## DIRECTIONS FOR THIS TASK
Write out all of the entries that follow, word for word, but skip the pictures.

## DATA SUPPLIED
** start **
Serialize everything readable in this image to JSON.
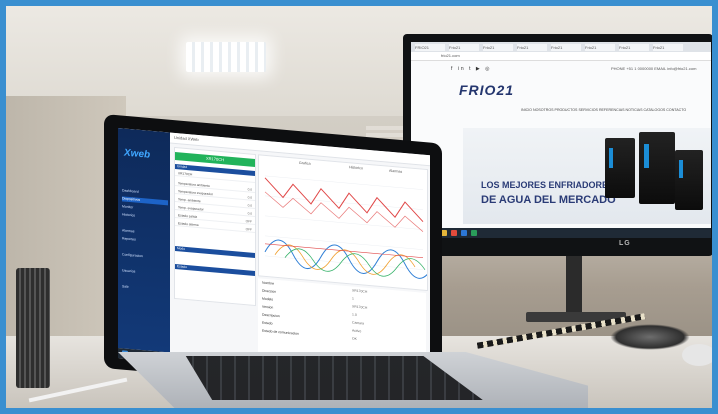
{
  "monitor": {
    "browser_tabs": [
      "FRIO21",
      "Frio21",
      "Frio21",
      "Frio21",
      "Frio21",
      "Frio21",
      "Frio21",
      "Frio21"
    ],
    "address": "frio21.com",
    "social_icons": [
      "facebook-icon",
      "linkedin-icon",
      "twitter-icon",
      "youtube-icon",
      "instagram-icon"
    ],
    "contact": "PHONE +51 1 0000000  EMAIL info@frio21.com",
    "logo_text": "FRIO21",
    "nav_items": "INICIO  NOSOTROS  PRODUCTOS  SERVICIOS  REFERENCIAS  NOTICIAS  CATALOGOS  CONTACTO",
    "hero_line_1": "LOS MEJORES ENFRIADORES",
    "hero_line_2": "DE AGUA DEL MERCADO",
    "brand": "LG"
  },
  "laptop": {
    "app_logo": "Xweb",
    "app_header_title": "Unidad XWeb",
    "sidebar_items": [
      "Dashboard",
      "Dispositivos",
      "Monitor",
      "Historico",
      "Alarmas",
      "Reportes",
      "Configuracion",
      "Usuarios",
      "Salir"
    ],
    "panel_tab": "Tiempo real",
    "green_tab": "XR170CH",
    "list_header_1": "Unidad",
    "list_rows": [
      {
        "label": "XR170CH",
        "value": ""
      },
      {
        "label": "Temperatura ambiente",
        "value": "0.0"
      },
      {
        "label": "Temperatura evaporador",
        "value": "0.0"
      },
      {
        "label": "Temp. ambiente",
        "value": "0.0"
      },
      {
        "label": "Temp. evaporador",
        "value": "0.0"
      },
      {
        "label": "Estado salida",
        "value": "OFF"
      },
      {
        "label": "Estado alarma",
        "value": "OFF"
      }
    ],
    "list_header_2": "Modo",
    "list_header_3": "Estado",
    "chart_tabs": [
      "Grafica",
      "Historico",
      "Alarmas"
    ],
    "detail_rows": [
      {
        "label": "Nombre",
        "value": "XR170CH"
      },
      {
        "label": "Direccion",
        "value": "1"
      },
      {
        "label": "Modelo",
        "value": "XR170CH"
      },
      {
        "label": "Version",
        "value": "1.0"
      },
      {
        "label": "Descripcion",
        "value": "Camara"
      },
      {
        "label": "Estado",
        "value": "Activo"
      },
      {
        "label": "Estado de comunicacion",
        "value": "OK"
      }
    ]
  },
  "colors": {
    "accent_blue": "#1b4e9e",
    "accent_green": "#22b35b",
    "sidebar_blue": "#0e2a5a",
    "frio_navy": "#2a3b76",
    "chart_red": "#e04848",
    "chart_blue": "#2f7fd6"
  }
}
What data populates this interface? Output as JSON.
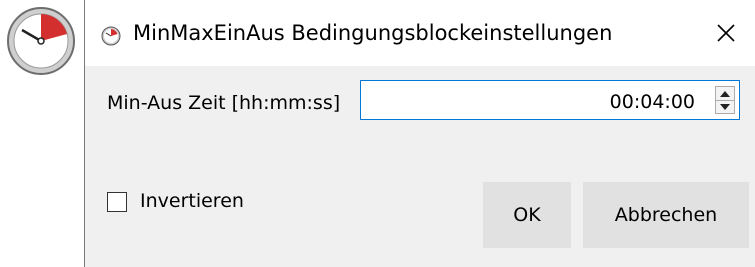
{
  "app_icon": {
    "icon": "gauge-icon",
    "accent_color": "#d32f2f"
  },
  "dialog": {
    "title": "MinMaxEinAus Bedingungsblockeinstellungen",
    "title_icon": "gauge-icon",
    "close_icon": "close-icon",
    "min_off_time": {
      "label": "Min-Aus Zeit [hh:mm:ss]",
      "value": "00:04:00"
    },
    "invert": {
      "label": "Invertieren",
      "checked": false
    },
    "buttons": {
      "ok": "OK",
      "cancel": "Abbrechen"
    }
  },
  "colors": {
    "dialog_bg": "#f0f0f0",
    "titlebar_bg": "#ffffff",
    "input_focus_border": "#0078d7",
    "button_bg": "#e1e1e1"
  }
}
** end **
## WORKED SOLUTION
Serialize everything readable in this image to JSON.
{
  "monitor": {
    "browser_tabs": [
      "FRIO21",
      "Frio21",
      "Frio21",
      "Frio21",
      "Frio21",
      "Frio21",
      "Frio21",
      "Frio21"
    ],
    "address": "frio21.com",
    "social_icons": [
      "facebook-icon",
      "linkedin-icon",
      "twitter-icon",
      "youtube-icon",
      "instagram-icon"
    ],
    "contact": "PHONE +51 1 0000000  EMAIL info@frio21.com",
    "logo_text": "FRIO21",
    "nav_items": "INICIO  NOSOTROS  PRODUCTOS  SERVICIOS  REFERENCIAS  NOTICIAS  CATALOGOS  CONTACTO",
    "hero_line_1": "LOS MEJORES ENFRIADORES",
    "hero_line_2": "DE AGUA DEL MERCADO",
    "brand": "LG"
  },
  "laptop": {
    "app_logo": "Xweb",
    "app_header_title": "Unidad XWeb",
    "sidebar_items": [
      "Dashboard",
      "Dispositivos",
      "Monitor",
      "Historico",
      "Alarmas",
      "Reportes",
      "Configuracion",
      "Usuarios",
      "Salir"
    ],
    "panel_tab": "Tiempo real",
    "green_tab": "XR170CH",
    "list_header_1": "Unidad",
    "list_rows": [
      {
        "label": "XR170CH",
        "value": ""
      },
      {
        "label": "Temperatura ambiente",
        "value": "0.0"
      },
      {
        "label": "Temperatura evaporador",
        "value": "0.0"
      },
      {
        "label": "Temp. ambiente",
        "value": "0.0"
      },
      {
        "label": "Temp. evaporador",
        "value": "0.0"
      },
      {
        "label": "Estado salida",
        "value": "OFF"
      },
      {
        "label": "Estado alarma",
        "value": "OFF"
      }
    ],
    "list_header_2": "Modo",
    "list_header_3": "Estado",
    "chart_tabs": [
      "Grafica",
      "Historico",
      "Alarmas"
    ],
    "detail_rows": [
      {
        "label": "Nombre",
        "value": "XR170CH"
      },
      {
        "label": "Direccion",
        "value": "1"
      },
      {
        "label": "Modelo",
        "value": "XR170CH"
      },
      {
        "label": "Version",
        "value": "1.0"
      },
      {
        "label": "Descripcion",
        "value": "Camara"
      },
      {
        "label": "Estado",
        "value": "Activo"
      },
      {
        "label": "Estado de comunicacion",
        "value": "OK"
      }
    ]
  },
  "colors": {
    "accent_blue": "#1b4e9e",
    "accent_green": "#22b35b",
    "sidebar_blue": "#0e2a5a",
    "frio_navy": "#2a3b76",
    "chart_red": "#e04848",
    "chart_blue": "#2f7fd6"
  }
}
What data populates this interface? Output as JSON.
{
  "app_icon": {
    "icon": "gauge-icon",
    "accent_color": "#d32f2f"
  },
  "dialog": {
    "title": "MinMaxEinAus Bedingungsblockeinstellungen",
    "title_icon": "gauge-icon",
    "close_icon": "close-icon",
    "min_off_time": {
      "label": "Min-Aus Zeit [hh:mm:ss]",
      "value": "00:04:00"
    },
    "invert": {
      "label": "Invertieren",
      "checked": false
    },
    "buttons": {
      "ok": "OK",
      "cancel": "Abbrechen"
    }
  },
  "colors": {
    "dialog_bg": "#f0f0f0",
    "titlebar_bg": "#ffffff",
    "input_focus_border": "#0078d7",
    "button_bg": "#e1e1e1"
  }
}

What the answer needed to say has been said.